Which lines hold the string "sosial"? Copy every one of them.

--- start Data to process ---

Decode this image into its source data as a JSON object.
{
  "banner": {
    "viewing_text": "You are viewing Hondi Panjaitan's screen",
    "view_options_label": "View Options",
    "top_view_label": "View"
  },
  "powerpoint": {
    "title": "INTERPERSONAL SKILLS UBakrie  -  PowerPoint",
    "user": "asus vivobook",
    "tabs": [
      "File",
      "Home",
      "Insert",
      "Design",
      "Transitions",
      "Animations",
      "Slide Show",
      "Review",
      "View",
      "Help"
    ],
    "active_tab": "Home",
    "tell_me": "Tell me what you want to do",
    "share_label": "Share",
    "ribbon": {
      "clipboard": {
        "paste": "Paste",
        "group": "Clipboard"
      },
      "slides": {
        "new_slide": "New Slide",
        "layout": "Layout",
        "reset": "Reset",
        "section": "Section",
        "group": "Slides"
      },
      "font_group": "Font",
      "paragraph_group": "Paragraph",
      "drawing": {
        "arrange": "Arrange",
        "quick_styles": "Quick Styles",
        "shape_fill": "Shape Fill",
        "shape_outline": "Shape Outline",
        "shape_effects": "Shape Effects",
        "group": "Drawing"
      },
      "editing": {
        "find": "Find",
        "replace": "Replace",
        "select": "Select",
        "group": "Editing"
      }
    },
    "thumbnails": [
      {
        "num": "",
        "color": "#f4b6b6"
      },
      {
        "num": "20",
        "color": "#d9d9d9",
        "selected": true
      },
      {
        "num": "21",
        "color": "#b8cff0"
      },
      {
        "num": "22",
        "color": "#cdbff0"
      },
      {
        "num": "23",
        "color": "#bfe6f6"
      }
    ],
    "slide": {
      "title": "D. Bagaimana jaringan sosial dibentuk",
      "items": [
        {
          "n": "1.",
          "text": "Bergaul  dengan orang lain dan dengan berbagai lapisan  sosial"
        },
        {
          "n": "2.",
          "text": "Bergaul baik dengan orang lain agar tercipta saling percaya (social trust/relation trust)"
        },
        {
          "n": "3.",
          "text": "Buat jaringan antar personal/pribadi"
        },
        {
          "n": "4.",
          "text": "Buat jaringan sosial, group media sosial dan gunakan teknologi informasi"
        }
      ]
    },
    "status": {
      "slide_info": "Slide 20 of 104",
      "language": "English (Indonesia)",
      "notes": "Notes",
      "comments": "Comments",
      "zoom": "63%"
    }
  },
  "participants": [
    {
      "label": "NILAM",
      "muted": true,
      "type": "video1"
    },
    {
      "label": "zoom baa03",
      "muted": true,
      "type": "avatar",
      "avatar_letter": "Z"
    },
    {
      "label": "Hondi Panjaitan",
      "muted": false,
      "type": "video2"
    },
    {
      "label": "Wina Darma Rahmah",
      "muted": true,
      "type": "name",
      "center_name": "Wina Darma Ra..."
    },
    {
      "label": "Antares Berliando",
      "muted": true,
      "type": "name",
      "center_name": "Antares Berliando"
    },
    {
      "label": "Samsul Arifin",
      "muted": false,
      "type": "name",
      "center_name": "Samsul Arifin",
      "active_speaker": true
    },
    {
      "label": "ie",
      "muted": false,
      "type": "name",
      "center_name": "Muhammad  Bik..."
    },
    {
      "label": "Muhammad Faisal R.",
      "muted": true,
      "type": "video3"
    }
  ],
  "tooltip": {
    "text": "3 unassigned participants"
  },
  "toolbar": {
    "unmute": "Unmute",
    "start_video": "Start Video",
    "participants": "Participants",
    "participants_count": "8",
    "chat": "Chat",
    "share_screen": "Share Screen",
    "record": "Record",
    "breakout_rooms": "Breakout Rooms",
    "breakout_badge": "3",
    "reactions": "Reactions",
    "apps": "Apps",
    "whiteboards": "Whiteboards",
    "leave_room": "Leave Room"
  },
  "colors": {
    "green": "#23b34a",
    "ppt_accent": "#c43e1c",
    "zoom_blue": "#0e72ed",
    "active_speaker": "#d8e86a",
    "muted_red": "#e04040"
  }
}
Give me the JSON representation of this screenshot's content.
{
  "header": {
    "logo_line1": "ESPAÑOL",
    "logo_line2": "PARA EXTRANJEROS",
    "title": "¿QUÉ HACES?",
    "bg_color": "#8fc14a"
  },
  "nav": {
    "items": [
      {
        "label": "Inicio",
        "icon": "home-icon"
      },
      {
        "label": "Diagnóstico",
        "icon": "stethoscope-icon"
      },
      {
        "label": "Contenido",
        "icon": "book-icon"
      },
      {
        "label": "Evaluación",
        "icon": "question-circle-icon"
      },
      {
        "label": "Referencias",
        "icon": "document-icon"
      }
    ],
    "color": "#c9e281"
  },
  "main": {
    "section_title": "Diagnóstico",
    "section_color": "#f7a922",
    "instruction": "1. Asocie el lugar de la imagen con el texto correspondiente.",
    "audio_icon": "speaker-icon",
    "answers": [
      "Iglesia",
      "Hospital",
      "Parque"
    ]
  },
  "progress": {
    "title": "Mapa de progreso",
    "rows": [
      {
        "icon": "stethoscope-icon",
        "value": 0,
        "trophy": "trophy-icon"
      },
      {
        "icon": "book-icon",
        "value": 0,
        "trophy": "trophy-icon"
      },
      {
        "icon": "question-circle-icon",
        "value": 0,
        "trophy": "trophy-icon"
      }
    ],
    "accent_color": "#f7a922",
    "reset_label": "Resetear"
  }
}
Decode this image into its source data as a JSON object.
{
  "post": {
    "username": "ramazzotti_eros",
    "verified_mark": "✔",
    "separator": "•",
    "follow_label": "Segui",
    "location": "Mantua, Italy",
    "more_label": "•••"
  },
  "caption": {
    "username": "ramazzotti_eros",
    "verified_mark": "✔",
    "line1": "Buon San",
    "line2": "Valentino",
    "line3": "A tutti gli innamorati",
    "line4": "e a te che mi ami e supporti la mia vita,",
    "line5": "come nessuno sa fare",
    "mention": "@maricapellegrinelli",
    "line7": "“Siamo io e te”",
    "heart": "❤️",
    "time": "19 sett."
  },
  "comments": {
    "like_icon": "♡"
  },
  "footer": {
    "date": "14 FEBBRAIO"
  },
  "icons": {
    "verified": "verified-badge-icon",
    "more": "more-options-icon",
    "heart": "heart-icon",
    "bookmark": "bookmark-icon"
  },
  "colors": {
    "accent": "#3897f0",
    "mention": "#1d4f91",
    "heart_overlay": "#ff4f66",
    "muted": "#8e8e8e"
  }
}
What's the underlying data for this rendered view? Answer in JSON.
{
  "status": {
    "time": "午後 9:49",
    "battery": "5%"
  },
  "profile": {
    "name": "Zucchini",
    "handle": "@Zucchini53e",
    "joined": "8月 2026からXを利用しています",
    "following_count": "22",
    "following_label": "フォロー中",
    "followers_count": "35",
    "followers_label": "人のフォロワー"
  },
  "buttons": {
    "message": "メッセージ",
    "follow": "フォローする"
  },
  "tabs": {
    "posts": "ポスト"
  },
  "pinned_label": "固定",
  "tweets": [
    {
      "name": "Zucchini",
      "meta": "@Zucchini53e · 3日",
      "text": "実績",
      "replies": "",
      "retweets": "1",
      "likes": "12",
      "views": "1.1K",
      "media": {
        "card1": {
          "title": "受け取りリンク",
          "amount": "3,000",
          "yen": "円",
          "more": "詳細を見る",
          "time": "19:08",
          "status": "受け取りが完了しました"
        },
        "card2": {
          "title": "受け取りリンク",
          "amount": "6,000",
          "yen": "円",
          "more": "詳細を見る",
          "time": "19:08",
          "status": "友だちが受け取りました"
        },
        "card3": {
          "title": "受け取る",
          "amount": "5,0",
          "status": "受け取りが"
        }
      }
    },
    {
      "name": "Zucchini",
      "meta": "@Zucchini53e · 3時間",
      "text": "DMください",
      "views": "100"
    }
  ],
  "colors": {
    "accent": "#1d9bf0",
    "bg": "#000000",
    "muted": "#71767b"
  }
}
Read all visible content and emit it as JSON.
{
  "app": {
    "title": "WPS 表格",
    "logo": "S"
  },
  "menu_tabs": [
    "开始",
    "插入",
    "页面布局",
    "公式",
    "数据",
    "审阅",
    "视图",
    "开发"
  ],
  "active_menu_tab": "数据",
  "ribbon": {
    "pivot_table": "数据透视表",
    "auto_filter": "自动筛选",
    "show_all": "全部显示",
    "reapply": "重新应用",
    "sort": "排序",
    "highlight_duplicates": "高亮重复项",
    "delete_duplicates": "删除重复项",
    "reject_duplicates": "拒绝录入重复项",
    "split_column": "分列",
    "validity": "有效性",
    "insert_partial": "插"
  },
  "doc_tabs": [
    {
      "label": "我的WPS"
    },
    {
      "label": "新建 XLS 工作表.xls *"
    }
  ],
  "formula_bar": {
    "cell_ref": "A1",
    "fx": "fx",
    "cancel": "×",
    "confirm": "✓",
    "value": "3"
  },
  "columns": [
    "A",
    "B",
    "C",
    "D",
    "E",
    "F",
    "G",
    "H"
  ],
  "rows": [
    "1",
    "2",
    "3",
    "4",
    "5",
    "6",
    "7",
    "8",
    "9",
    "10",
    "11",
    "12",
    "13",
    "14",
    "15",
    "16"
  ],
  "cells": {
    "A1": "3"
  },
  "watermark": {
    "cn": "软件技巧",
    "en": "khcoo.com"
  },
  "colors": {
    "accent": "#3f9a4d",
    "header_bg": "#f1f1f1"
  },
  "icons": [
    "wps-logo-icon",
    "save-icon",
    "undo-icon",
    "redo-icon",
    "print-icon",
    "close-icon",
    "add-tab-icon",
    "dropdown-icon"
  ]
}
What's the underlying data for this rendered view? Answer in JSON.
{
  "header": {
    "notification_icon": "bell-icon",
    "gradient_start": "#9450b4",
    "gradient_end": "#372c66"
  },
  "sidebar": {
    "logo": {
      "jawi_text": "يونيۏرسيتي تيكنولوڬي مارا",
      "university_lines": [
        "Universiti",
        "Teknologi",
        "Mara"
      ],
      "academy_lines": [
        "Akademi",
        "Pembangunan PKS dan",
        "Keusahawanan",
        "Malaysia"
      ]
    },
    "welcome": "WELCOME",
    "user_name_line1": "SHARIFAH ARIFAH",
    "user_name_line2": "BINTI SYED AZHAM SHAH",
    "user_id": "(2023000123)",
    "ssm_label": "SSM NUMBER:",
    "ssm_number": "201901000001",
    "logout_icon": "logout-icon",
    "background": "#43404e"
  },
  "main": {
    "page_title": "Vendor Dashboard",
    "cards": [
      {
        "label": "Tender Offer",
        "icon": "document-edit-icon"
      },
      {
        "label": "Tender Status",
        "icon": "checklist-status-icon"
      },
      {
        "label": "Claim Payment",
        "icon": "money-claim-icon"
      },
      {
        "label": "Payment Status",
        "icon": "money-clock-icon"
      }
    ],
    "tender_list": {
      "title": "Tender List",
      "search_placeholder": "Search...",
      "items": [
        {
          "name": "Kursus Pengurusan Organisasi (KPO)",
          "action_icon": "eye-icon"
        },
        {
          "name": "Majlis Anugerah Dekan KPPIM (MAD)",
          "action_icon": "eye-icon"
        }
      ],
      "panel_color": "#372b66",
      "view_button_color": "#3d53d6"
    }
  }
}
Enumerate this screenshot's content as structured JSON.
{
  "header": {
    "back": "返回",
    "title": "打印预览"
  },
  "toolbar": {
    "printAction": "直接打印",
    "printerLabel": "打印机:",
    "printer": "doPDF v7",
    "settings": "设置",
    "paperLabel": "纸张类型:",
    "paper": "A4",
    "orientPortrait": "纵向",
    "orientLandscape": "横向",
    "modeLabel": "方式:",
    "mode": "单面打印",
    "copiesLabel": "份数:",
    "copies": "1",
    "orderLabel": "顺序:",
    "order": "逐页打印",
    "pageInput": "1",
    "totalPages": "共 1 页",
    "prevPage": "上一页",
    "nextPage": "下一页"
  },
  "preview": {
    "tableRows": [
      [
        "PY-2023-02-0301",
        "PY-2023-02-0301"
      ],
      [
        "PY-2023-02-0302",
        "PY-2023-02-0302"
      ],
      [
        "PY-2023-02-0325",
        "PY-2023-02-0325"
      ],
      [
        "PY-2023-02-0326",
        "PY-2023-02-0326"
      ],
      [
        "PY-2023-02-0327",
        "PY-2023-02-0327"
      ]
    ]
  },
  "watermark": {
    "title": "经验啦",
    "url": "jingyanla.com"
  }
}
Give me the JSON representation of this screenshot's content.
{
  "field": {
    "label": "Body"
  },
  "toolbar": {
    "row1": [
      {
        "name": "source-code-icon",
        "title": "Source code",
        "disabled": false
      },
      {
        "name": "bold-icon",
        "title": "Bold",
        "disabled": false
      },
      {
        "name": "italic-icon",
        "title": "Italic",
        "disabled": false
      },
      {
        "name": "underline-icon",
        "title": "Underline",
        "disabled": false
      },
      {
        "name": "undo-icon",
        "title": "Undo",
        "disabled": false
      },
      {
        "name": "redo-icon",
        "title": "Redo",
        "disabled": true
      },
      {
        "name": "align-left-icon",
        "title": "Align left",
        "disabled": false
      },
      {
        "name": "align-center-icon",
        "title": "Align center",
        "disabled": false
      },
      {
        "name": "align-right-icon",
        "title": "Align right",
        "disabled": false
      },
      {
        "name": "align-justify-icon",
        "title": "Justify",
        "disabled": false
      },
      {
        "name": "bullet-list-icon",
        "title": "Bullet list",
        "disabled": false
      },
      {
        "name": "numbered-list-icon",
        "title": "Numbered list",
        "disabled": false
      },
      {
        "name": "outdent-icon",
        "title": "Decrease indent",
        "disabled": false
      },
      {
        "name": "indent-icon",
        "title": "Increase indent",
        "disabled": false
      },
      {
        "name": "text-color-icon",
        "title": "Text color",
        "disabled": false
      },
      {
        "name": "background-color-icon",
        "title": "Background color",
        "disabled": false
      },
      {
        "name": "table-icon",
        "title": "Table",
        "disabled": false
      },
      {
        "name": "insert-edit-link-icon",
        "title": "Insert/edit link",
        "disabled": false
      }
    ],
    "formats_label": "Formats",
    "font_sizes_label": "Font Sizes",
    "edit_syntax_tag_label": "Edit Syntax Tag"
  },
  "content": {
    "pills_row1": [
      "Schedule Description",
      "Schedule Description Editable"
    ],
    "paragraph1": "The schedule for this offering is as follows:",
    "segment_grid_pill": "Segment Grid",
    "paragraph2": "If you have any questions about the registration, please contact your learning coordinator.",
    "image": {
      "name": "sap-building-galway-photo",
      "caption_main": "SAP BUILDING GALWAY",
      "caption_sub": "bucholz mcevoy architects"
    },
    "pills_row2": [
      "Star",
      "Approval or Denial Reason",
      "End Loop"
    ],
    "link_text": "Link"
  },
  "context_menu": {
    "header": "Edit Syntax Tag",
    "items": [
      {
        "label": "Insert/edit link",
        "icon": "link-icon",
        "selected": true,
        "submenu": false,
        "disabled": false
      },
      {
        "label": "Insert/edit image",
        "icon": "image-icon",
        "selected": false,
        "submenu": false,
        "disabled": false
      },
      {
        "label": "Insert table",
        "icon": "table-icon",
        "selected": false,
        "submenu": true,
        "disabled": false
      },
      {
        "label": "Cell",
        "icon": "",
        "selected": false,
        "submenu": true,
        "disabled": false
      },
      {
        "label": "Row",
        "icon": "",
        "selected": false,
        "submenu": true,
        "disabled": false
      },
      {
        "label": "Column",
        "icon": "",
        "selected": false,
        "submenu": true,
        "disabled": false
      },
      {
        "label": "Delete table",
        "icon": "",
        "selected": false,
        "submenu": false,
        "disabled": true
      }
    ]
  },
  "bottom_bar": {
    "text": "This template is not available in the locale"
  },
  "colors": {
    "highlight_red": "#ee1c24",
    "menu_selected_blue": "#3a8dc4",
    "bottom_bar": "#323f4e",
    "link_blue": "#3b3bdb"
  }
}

--- end Data to process ---

> Result of the exercise
      "title": "D. Bagaimana jaringan sosial dibentuk",
          "text": "Bergaul  dengan orang lain dan dengan berbagai lapisan  sosial"
          "text": "Buat jaringan sosial, group media sosial dan gunakan teknologi informasi"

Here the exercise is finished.